Saved data entries
================

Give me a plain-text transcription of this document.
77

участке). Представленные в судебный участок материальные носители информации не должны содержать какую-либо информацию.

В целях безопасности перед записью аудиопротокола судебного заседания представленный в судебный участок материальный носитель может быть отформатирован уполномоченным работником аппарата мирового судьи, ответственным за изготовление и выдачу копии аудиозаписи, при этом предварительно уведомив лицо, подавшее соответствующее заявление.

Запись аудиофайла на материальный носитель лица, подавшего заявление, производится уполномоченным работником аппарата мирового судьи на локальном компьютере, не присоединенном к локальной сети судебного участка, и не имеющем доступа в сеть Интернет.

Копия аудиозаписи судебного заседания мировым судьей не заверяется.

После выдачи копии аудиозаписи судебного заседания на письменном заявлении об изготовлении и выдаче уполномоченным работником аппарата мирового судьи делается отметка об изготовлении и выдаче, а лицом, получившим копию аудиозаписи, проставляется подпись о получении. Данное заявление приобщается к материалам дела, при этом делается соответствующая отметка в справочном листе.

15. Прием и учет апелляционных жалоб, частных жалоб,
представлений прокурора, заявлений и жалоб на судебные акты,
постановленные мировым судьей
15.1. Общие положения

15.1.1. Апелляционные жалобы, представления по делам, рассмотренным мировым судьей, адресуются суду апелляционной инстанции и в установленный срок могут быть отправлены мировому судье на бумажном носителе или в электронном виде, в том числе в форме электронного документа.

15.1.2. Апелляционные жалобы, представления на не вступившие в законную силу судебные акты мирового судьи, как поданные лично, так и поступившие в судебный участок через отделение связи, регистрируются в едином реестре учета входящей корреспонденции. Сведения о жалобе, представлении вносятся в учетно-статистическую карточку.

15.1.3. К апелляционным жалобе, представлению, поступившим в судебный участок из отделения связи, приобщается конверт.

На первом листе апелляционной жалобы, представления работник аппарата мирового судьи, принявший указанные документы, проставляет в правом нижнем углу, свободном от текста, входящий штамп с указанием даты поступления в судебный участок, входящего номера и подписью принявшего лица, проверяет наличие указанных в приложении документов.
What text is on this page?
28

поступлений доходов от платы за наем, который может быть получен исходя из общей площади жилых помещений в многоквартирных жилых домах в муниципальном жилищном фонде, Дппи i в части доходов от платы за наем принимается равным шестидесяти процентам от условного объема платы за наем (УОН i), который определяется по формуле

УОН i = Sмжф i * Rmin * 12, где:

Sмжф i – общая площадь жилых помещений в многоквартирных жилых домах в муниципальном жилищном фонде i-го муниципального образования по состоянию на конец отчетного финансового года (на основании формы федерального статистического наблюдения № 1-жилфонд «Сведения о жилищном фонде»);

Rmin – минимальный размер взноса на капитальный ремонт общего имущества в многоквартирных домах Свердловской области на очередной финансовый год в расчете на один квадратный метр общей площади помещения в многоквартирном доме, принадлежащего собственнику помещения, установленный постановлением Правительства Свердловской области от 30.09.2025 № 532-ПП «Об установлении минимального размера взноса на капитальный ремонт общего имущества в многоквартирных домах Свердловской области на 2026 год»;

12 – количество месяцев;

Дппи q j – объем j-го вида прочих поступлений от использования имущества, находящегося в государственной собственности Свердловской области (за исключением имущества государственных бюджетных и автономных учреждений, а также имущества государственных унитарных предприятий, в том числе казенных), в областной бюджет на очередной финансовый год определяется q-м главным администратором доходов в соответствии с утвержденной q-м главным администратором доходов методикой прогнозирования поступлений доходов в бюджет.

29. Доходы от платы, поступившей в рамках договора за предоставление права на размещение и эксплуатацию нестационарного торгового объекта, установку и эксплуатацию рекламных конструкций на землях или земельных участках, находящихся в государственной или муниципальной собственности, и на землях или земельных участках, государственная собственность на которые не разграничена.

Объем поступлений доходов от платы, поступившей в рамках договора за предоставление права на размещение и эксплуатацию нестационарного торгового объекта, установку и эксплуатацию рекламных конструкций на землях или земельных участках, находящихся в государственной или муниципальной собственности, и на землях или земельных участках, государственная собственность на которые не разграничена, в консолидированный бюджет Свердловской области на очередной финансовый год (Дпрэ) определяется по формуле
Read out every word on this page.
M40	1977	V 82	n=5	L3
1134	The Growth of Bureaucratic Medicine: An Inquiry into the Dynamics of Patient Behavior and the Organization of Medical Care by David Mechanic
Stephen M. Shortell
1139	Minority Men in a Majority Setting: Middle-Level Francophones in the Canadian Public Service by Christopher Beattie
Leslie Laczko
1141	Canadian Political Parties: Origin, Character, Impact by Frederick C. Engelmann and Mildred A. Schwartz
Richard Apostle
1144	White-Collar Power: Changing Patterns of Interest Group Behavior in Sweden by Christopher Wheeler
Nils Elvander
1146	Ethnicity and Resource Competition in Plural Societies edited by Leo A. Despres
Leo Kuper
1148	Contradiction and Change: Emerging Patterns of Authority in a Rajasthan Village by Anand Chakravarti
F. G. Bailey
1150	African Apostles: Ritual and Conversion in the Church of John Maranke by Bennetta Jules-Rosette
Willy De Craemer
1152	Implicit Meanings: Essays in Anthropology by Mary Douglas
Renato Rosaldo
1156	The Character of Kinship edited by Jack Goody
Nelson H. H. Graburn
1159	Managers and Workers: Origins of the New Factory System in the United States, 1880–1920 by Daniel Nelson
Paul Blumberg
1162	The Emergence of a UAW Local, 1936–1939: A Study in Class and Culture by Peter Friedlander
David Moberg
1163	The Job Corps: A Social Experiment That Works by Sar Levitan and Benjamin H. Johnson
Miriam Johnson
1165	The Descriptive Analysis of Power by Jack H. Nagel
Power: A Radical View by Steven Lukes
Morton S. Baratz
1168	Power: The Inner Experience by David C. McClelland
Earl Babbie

================

• **What you will do**
Repeat the listing in full, keeping every line exactly as it is.

• **Output of the task**
Give me a plain-text transcription of this document.
77

участке). Представленные в судебный участок материальные носители информации не должны содержать какую-либо информацию.

В целях безопасности перед записью аудиопротокола судебного заседания представленный в судебный участок материальный носитель может быть отформатирован уполномоченным работником аппарата мирового судьи, ответственным за изготовление и выдачу копии аудиозаписи, при этом предварительно уведомив лицо, подавшее соответствующее заявление.

Запись аудиофайла на материальный носитель лица, подавшего заявление, производится уполномоченным работником аппарата мирового судьи на локальном компьютере, не присоединенном к локальной сети судебного участка, и не имеющем доступа в сеть Интернет.

Копия аудиозаписи судебного заседания мировым судьей не заверяется.

После выдачи копии аудиозаписи судебного заседания на письменном заявлении об изготовлении и выдаче уполномоченным работником аппарата мирового судьи делается отметка об изготовлении и выдаче, а лицом, получившим копию аудиозаписи, проставляется подпись о получении. Данное заявление приобщается к материалам дела, при этом делается соответствующая отметка в справочном листе.

15. Прием и учет апелляционных жалоб, частных жалоб,
представлений прокурора, заявлений и жалоб на судебные акты,
постановленные мировым судьей
15.1. Общие положения

15.1.1. Апелляционные жалобы, представления по делам, рассмотренным мировым судьей, адресуются суду апелляционной инстанции и в установленный срок могут быть отправлены мировому судье на бумажном носителе или в электронном виде, в том числе в форме электронного документа.

15.1.2. Апелляционные жалобы, представления на не вступившие в законную силу судебные акты мирового судьи, как поданные лично, так и поступившие в судебный участок через отделение связи, регистрируются в едином реестре учета входящей корреспонденции. Сведения о жалобе, представлении вносятся в учетно-статистическую карточку.

15.1.3. К апелляционным жалобе, представлению, поступившим в судебный участок из отделения связи, приобщается конверт.

На первом листе апелляционной жалобы, представления работник аппарата мирового судьи, принявший указанные документы, проставляет в правом нижнем углу, свободном от текста, входящий штамп с указанием даты поступления в судебный участок, входящего номера и подписью принявшего лица, проверяет наличие указанных в приложении документов.
What text is on this page?
28

поступлений доходов от платы за наем, который может быть получен исходя из общей площади жилых помещений в многоквартирных жилых домах в муниципальном жилищном фонде, Дппи i в части доходов от платы за наем принимается равным шестидесяти процентам от условного объема платы за наем (УОН i), который определяется по формуле

УОН i = Sмжф i * Rmin * 12, где:

Sмжф i – общая площадь жилых помещений в многоквартирных жилых домах в муниципальном жилищном фонде i-го муниципального образования по состоянию на конец отчетного финансового года (на основании формы федерального статистического наблюдения № 1-жилфонд «Сведения о жилищном фонде»);

Rmin – минимальный размер взноса на капитальный ремонт общего имущества в многоквартирных домах Свердловской области на очередной финансовый год в расчете на один квадратный метр общей площади помещения в многоквартирном доме, принадлежащего собственнику помещения, установленный постановлением Правительства Свердловской области от 30.09.2025 № 532-ПП «Об установлении минимального размера взноса на капитальный ремонт общего имущества в многоквартирных домах Свердловской области на 2026 год»;

12 – количество месяцев;

Дппи q j – объем j-го вида прочих поступлений от использования имущества, находящегося в государственной собственности Свердловской области (за исключением имущества государственных бюджетных и автономных учреждений, а также имущества государственных унитарных предприятий, в том числе казенных), в областной бюджет на очередной финансовый год определяется q-м главным администратором доходов в соответствии с утвержденной q-м главным администратором доходов методикой прогнозирования поступлений доходов в бюджет.

29. Доходы от платы, поступившей в рамках договора за предоставление права на размещение и эксплуатацию нестационарного торгового объекта, установку и эксплуатацию рекламных конструкций на землях или земельных участках, находящихся в государственной или муниципальной собственности, и на землях или земельных участках, государственная собственность на которые не разграничена.

Объем поступлений доходов от платы, поступившей в рамках договора за предоставление права на размещение и эксплуатацию нестационарного торгового объекта, установку и эксплуатацию рекламных конструкций на землях или земельных участках, находящихся в государственной или муниципальной собственности, и на землях или земельных участках, государственная собственность на которые не разграничена, в консолидированный бюджет Свердловской области на очередной финансовый год (Дпрэ) определяется по формуле
Read out every word on this page.
M40	1977	V 82	n=5	L3
1134	The Growth of Bureaucratic Medicine: An Inquiry into the Dynamics of Patient Behavior and the Organization of Medical Care by David Mechanic
Stephen M. Shortell
1139	Minority Men in a Majority Setting: Middle-Level Francophones in the Canadian Public Service by Christopher Beattie
Leslie Laczko
1141	Canadian Political Parties: Origin, Character, Impact by Frederick C. Engelmann and Mildred A. Schwartz
Richard Apostle
1144	White-Collar Power: Changing Patterns of Interest Group Behavior in Sweden by Christopher Wheeler
Nils Elvander
1146	Ethnicity and Resource Competition in Plural Societies edited by Leo A. Despres
Leo Kuper
1148	Contradiction and Change: Emerging Patterns of Authority in a Rajasthan Village by Anand Chakravarti
F. G. Bailey
1150	African Apostles: Ritual and Conversion in the Church of John Maranke by Bennetta Jules-Rosette
Willy De Craemer
1152	Implicit Meanings: Essays in Anthropology by Mary Douglas
Renato Rosaldo
1156	The Character of Kinship edited by Jack Goody
Nelson H. H. Graburn
1159	Managers and Workers: Origins of the New Factory System in the United States, 1880–1920 by Daniel Nelson
Paul Blumberg
1162	The Emergence of a UAW Local, 1936–1939: A Study in Class and Culture by Peter Friedlander
David Moberg
1163	The Job Corps: A Social Experiment That Works by Sar Levitan and Benjamin H. Johnson
Miriam Johnson
1165	The Descriptive Analysis of Power by Jack H. Nagel
Power: A Radical View by Steven Lukes
Morton S. Baratz
1168	Power: The Inner Experience by David C. McClelland
Earl Babbie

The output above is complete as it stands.